▶ _TASK DIRECTIONS_
Give the records again exactly, with every character kept.

▶ _PROVIDED ENTRIES_
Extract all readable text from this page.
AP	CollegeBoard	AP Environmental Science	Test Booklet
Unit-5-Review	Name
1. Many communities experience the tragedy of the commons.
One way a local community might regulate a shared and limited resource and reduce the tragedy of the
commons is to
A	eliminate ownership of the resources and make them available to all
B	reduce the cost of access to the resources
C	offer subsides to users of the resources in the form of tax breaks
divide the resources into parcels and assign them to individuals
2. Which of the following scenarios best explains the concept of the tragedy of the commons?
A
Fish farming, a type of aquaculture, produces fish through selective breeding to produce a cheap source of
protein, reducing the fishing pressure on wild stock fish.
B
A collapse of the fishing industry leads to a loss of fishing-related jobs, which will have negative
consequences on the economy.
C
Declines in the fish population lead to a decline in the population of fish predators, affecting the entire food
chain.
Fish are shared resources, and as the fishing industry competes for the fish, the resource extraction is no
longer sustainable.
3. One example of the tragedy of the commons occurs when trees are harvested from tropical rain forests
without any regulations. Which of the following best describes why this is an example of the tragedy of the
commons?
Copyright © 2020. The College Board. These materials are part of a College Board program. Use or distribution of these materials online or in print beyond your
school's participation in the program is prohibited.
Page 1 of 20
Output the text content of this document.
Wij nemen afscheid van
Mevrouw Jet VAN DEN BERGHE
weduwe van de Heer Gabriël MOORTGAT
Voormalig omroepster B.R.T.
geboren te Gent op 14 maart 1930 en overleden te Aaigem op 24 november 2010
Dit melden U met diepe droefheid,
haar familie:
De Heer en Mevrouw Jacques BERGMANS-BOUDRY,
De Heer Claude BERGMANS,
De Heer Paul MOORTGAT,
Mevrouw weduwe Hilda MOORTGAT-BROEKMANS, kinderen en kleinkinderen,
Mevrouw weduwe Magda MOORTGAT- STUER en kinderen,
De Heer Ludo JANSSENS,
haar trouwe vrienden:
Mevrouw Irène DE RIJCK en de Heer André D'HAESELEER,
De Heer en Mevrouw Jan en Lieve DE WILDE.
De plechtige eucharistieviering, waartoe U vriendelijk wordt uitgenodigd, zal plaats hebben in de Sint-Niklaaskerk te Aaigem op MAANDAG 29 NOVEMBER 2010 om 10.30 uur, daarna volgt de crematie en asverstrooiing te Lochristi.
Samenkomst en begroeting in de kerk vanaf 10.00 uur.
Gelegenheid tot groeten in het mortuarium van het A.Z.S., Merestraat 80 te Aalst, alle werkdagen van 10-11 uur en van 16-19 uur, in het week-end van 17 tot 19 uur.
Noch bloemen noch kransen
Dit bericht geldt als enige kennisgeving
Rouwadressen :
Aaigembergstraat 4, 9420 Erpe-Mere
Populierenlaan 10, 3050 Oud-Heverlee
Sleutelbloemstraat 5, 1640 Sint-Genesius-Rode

▶ _EXERCISE SOLUTION_
Extract all readable text from this page.
AP	CollegeBoard	AP Environmental Science	Test Booklet
Unit-5-Review	Name
1. Many communities experience the tragedy of the commons.
One way a local community might regulate a shared and limited resource and reduce the tragedy of the
commons is to
A	eliminate ownership of the resources and make them available to all
B	reduce the cost of access to the resources
C	offer subsides to users of the resources in the form of tax breaks
divide the resources into parcels and assign them to individuals
2. Which of the following scenarios best explains the concept of the tragedy of the commons?
A
Fish farming, a type of aquaculture, produces fish through selective breeding to produce a cheap source of
protein, reducing the fishing pressure on wild stock fish.
B
A collapse of the fishing industry leads to a loss of fishing-related jobs, which will have negative
consequences on the economy.
C
Declines in the fish population lead to a decline in the population of fish predators, affecting the entire food
chain.
Fish are shared resources, and as the fishing industry competes for the fish, the resource extraction is no
longer sustainable.
3. One example of the tragedy of the commons occurs when trees are harvested from tropical rain forests
without any regulations. Which of the following best describes why this is an example of the tragedy of the
commons?
Copyright © 2020. The College Board. These materials are part of a College Board program. Use or distribution of these materials online or in print beyond your
school's participation in the program is prohibited.
Page 1 of 20
Output the text content of this document.
Wij nemen afscheid van
Mevrouw Jet VAN DEN BERGHE
weduwe van de Heer Gabriël MOORTGAT
Voormalig omroepster B.R.T.
geboren te Gent op 14 maart 1930 en overleden te Aaigem op 24 november 2010
Dit melden U met diepe droefheid,
haar familie:
De Heer en Mevrouw Jacques BERGMANS-BOUDRY,
De Heer Claude BERGMANS,
De Heer Paul MOORTGAT,
Mevrouw weduwe Hilda MOORTGAT-BROEKMANS, kinderen en kleinkinderen,
Mevrouw weduwe Magda MOORTGAT- STUER en kinderen,
De Heer Ludo JANSSENS,
haar trouwe vrienden:
Mevrouw Irène DE RIJCK en de Heer André D'HAESELEER,
De Heer en Mevrouw Jan en Lieve DE WILDE.
De plechtige eucharistieviering, waartoe U vriendelijk wordt uitgenodigd, zal plaats hebben in de Sint-Niklaaskerk te Aaigem op MAANDAG 29 NOVEMBER 2010 om 10.30 uur, daarna volgt de crematie en asverstrooiing te Lochristi.
Samenkomst en begroeting in de kerk vanaf 10.00 uur.
Gelegenheid tot groeten in het mortuarium van het A.Z.S., Merestraat 80 te Aalst, alle werkdagen van 10-11 uur en van 16-19 uur, in het week-end van 17 tot 19 uur.
Noch bloemen noch kransen
Dit bericht geldt als enige kennisgeving
Rouwadressen :
Aaigembergstraat 4, 9420 Erpe-Mere
Populierenlaan 10, 3050 Oud-Heverlee
Sleutelbloemstraat 5, 1640 Sint-Genesius-Rode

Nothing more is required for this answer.